# [WHAT IS EXPECTED]
Filter the records below down to lines containing "that".
— Start ITEMS —
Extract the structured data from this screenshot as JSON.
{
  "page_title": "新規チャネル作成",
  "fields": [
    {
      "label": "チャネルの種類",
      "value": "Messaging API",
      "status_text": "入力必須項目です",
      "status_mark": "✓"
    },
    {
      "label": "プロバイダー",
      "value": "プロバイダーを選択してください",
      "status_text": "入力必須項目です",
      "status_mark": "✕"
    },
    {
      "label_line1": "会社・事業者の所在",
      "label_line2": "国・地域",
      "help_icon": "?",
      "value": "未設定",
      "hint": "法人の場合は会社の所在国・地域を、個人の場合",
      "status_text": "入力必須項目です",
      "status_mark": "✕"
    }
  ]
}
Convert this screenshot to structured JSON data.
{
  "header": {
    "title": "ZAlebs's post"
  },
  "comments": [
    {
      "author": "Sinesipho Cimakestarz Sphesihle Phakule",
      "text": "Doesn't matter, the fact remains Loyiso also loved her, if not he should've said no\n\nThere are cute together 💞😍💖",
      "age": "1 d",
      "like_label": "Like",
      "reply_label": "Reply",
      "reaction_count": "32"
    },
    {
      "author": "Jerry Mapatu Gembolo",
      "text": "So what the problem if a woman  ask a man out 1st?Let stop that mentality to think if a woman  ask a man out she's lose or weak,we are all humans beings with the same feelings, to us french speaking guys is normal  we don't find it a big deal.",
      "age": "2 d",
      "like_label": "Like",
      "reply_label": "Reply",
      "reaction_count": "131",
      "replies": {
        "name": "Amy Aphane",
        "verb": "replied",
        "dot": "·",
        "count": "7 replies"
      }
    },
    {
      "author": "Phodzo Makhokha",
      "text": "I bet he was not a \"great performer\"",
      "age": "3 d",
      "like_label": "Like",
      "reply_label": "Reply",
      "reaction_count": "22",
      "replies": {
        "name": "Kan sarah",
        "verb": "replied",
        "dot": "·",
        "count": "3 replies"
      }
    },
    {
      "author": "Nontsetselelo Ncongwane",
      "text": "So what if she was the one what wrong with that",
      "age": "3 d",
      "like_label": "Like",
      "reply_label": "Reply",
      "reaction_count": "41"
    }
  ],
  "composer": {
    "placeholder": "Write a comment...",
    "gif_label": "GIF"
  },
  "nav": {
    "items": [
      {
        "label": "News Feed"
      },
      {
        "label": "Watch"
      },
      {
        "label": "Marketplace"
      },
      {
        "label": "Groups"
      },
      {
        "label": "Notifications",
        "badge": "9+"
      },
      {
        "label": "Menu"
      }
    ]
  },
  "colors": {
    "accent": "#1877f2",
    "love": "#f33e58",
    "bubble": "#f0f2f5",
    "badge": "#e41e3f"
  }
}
— End ITEMS —
# [FINAL RESULT]
      "text": "So what the problem if a woman  ask a man out 1st?Let stop that mentality to think if a woman  ask a man out she's lose or weak,we are all humans beings with the same feelings, to us french speaking guys is normal  we don't find it a big deal.",
      "text": "So what if she was the one what wrong with that",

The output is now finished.